## TEXTO PRESENTADO
Recuerdo de un verso alemán

21. noviembre 2014 | Por | Categoria: Reflexiones

¿Quién no quiere ser feliz hasta el último día de la vida? Todos lo queremos, naturalmente. Y todos lo podemos ser. Basta dar a la vida el valor que tiene: recorrerla con Dios, acabarla con Dios, y sepultarse definitivamente en Dios… Ésta es la última dicha que se consigue precisamente en el día postrero.

Y a propósito de esto, me viene a la mente un hecho de la historia.
El que fue rey de los franceses y emperador, Napoleón III, estaba un día repasando un álbum de personajes ilustres que en él le habían dejado su firma y su recuerdo, cuando se le presenta una princesa austriaca, amiga de su esposa la emperatriz Eugenia. Napoleón exclama espontáneo:
– Princesa, ¡qué oportuna que llega! Mire, en este álbum precioso, de tanto valor para mí, queda la última página en blanco. Usted es quien la va a ocupar. ¿Me regala su firma con algún recuerdo? Aquí tiene tinta y pluma. Pero, por favor, no se lo piense mucho, ponga lo primero que se le ocurra…
La princesa copia un verso del mayor poeta alemán. -Téngalo, Majestad.
Napoleón lo lee con avidez: -¡Oh, en alemán y todo!…
El verso decía: -El hombre, cualquiera que sea, llega a tener una última dicha y un día postrero…

Ni que hubiera sido una profecía. Estaba por estallar la guerra franco prusiana, Alemania derrotaba a Francia, y Napoleón seguía repitiéndose:
– Última dicha… Día postrero… (Ghoete. Princesa de Metternich)
Este verso era un recuerdo doloroso para aquel rey, pero nosotros lo tomamos en sentido muy diverso. Es un recuerdo que nos trae el anhelo insaciable de Dios, la dicha del día en que lo podremos alcanzar definitivamente, día que es el postrero de la tierra y el primero del Cielo…

¿Qué significa tener nostalgia de Dios?

## LISTA DE TAREAS
1. Según el texto sobre el verso alemán, ¿quién era la esposa de Napoleón III?
2. Reproduzca el fragmento del texto sobre el verso alemán que va desde "Napoleón lo lee" hasta "nostalgia de Dios?", ambos incluidos.
El listado no interviene en esta parte.

## DATOS PROPORCIONADOS
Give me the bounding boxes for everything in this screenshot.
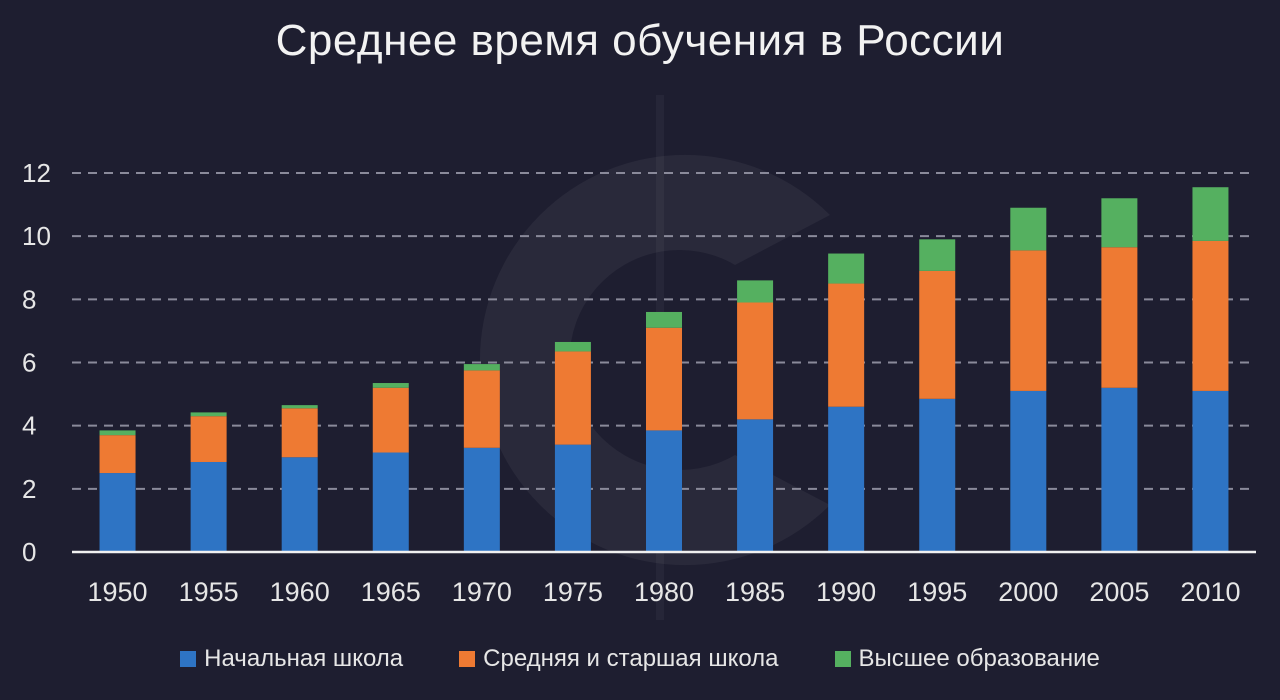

## RESPUESTAS EN ORDEN
1. La emperatriz Eugenia.

2.
Napoleón lo lee con avidez: -¡Oh, en alemán y todo!…
El verso decía: -El hombre, cualquiera que sea, llega a tener una última dicha y un día postrero…

Ni que hubiera sido una profecía. Estaba por estallar la guerra franco prusiana, Alemania derrotaba a Francia, y Napoleón seguía repitiéndose:
– Última dicha… Día postrero… (Ghoete. Princesa de Metternich)
Este verso era un recuerdo doloroso para aquel rey, pero nosotros lo tomamos en sentido muy diverso. Es un recuerdo que nos trae el anhelo insaciable de Dios, la dicha del día en que lo podremos alcanzar definitivamente, día que es el postrero de la tierra y el primero del Cielo…

¿Qué significa tener nostalgia de Dios?